=== The request ===
Please pull out every line that includes the string "page".

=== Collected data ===
>>>>>
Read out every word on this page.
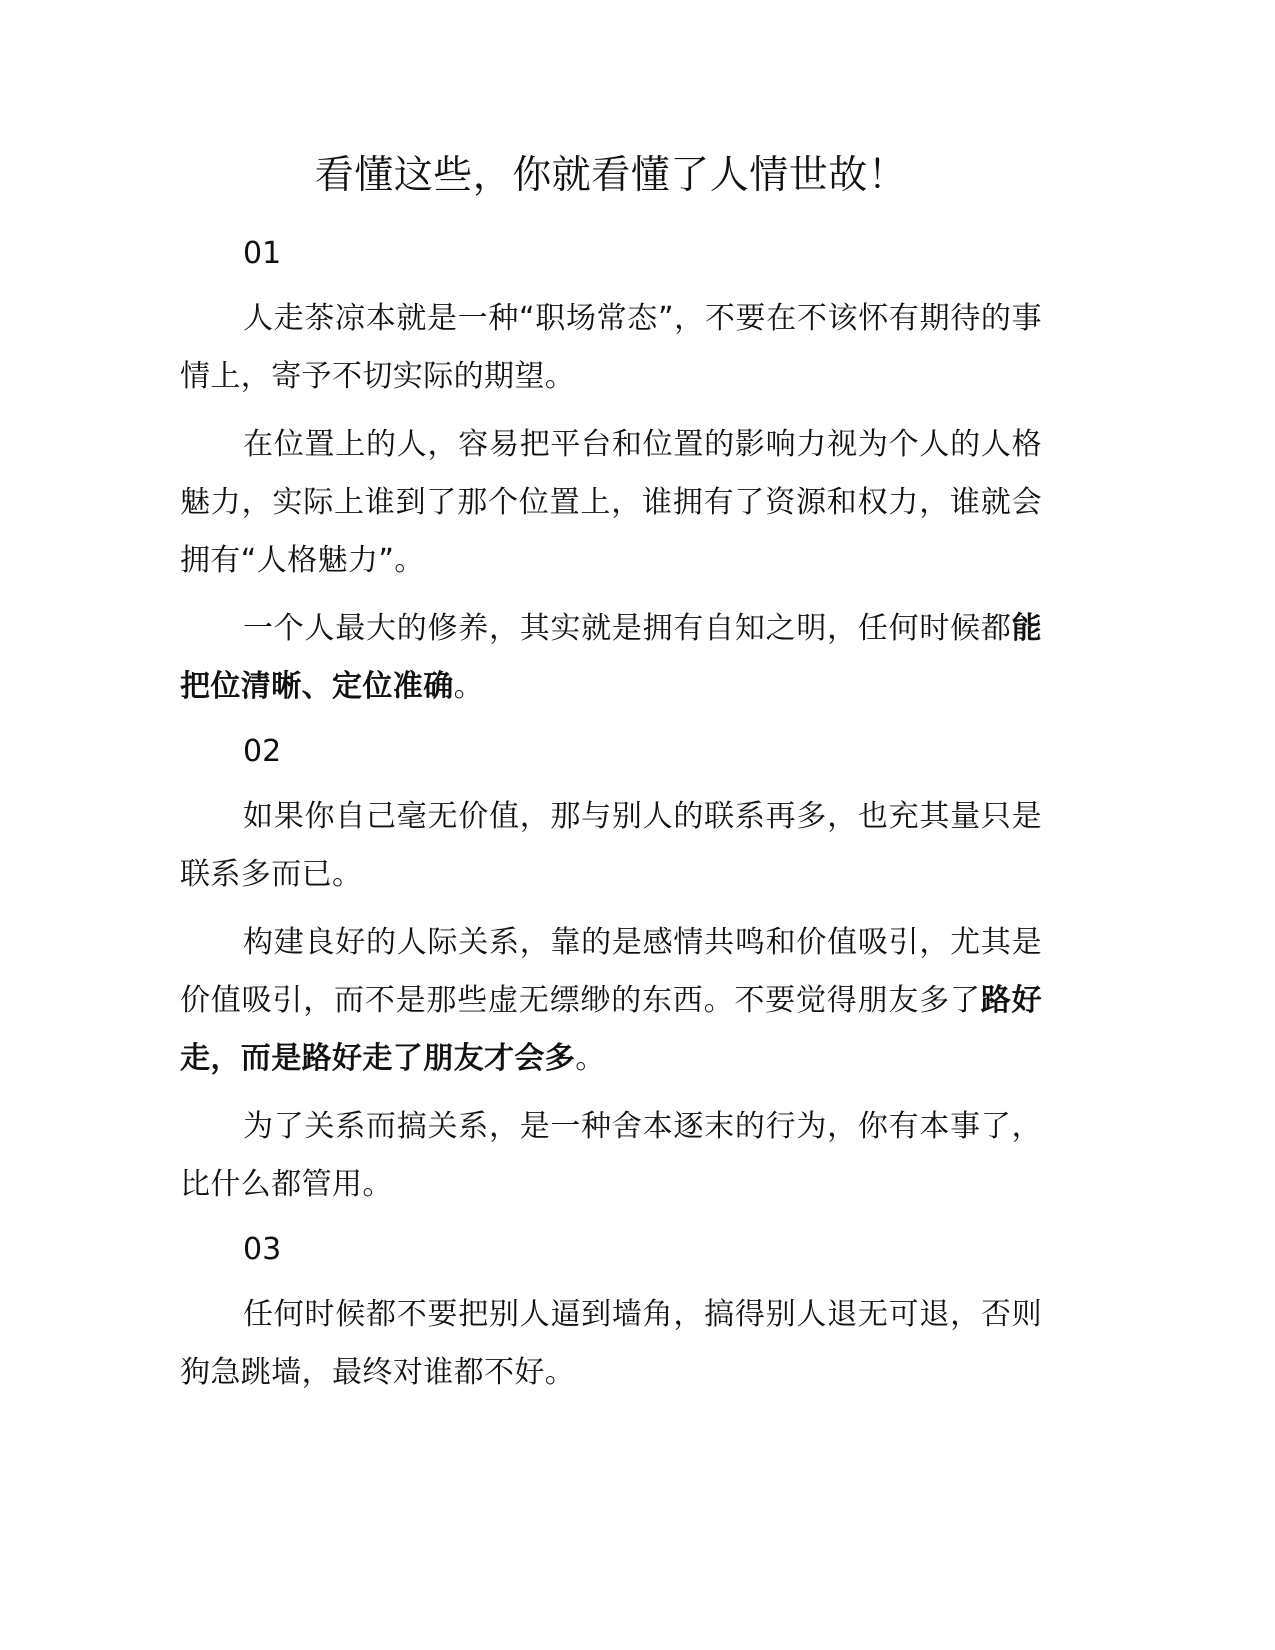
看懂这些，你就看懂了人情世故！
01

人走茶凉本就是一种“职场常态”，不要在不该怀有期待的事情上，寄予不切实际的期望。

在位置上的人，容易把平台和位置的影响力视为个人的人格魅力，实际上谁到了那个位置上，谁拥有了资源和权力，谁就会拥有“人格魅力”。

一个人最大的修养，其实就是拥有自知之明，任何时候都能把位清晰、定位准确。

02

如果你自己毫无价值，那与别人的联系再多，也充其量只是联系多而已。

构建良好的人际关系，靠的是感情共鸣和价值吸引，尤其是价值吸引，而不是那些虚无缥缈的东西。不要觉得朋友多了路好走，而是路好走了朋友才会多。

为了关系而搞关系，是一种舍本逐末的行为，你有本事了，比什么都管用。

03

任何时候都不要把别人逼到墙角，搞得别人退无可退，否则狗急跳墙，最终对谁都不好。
<<<<<
>>>>>
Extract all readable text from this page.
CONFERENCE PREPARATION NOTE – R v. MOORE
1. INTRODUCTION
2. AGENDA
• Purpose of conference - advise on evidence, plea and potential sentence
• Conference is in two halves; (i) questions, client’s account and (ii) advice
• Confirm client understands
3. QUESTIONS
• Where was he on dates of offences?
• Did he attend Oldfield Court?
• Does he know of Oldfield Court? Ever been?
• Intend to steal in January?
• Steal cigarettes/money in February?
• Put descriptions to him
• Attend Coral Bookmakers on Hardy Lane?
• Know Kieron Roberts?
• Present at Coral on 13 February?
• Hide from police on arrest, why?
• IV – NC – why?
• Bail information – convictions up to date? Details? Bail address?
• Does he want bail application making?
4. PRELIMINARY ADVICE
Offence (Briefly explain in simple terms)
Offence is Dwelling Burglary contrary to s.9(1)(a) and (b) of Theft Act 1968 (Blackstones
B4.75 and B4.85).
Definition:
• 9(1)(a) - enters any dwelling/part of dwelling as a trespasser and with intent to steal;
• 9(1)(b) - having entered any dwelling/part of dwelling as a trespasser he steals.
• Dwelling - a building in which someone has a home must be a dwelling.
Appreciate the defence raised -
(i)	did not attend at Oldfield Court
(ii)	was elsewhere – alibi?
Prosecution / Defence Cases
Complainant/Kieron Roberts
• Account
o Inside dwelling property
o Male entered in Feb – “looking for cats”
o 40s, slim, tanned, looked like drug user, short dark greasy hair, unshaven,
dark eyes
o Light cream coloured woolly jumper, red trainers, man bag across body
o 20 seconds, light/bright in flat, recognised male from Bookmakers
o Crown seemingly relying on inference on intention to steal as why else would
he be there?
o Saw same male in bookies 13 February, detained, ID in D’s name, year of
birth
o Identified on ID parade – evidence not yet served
<<<<<
>>>>>
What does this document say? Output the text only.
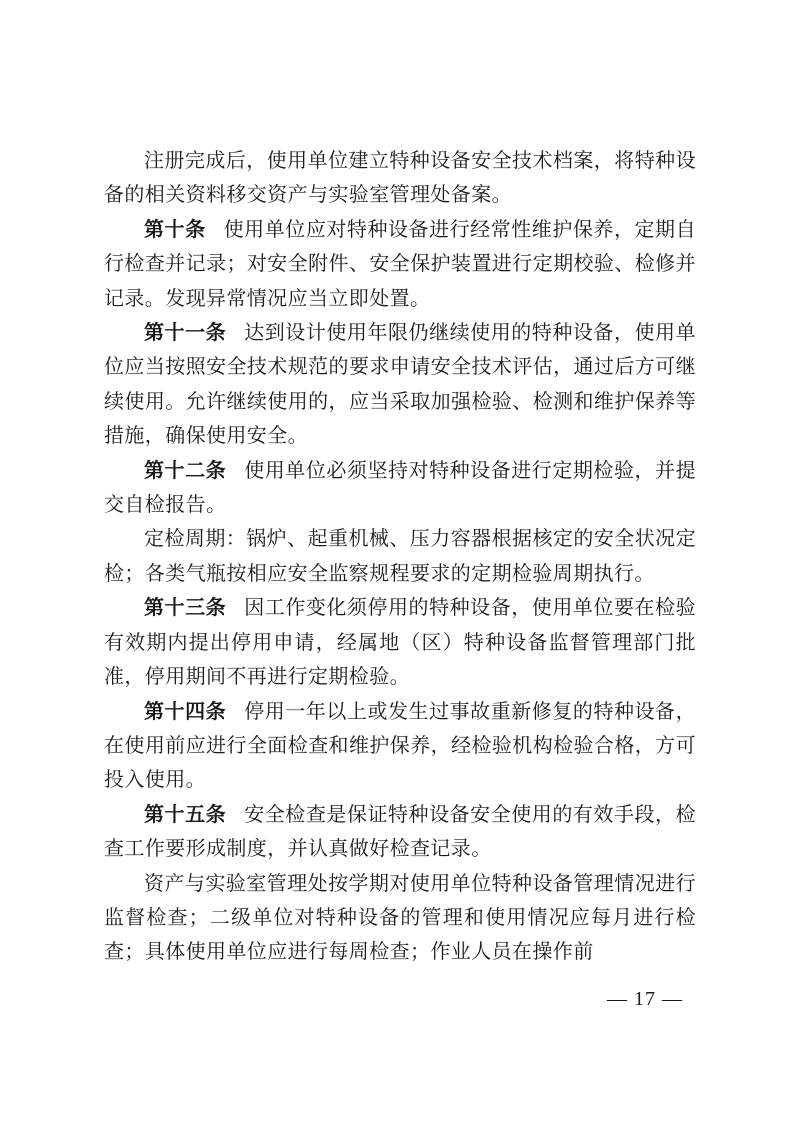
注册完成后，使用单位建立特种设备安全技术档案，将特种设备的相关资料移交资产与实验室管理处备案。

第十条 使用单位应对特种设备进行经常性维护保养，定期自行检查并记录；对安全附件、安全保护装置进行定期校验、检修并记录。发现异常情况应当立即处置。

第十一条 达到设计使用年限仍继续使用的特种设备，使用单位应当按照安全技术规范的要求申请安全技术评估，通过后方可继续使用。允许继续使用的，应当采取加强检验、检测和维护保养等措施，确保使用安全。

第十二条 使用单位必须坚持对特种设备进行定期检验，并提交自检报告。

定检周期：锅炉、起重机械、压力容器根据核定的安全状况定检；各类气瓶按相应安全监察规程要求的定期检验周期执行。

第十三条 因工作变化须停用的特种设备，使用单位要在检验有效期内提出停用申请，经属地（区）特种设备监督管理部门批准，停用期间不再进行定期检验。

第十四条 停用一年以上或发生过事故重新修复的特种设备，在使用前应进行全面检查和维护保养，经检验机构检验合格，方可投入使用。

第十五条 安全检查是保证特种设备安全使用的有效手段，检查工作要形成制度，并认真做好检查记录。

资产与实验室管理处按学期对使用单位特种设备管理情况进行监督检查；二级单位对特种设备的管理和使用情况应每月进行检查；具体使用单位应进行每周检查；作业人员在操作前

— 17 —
<<<<<
=== Written response ===
Read out every word on this page.
Extract all readable text from this page.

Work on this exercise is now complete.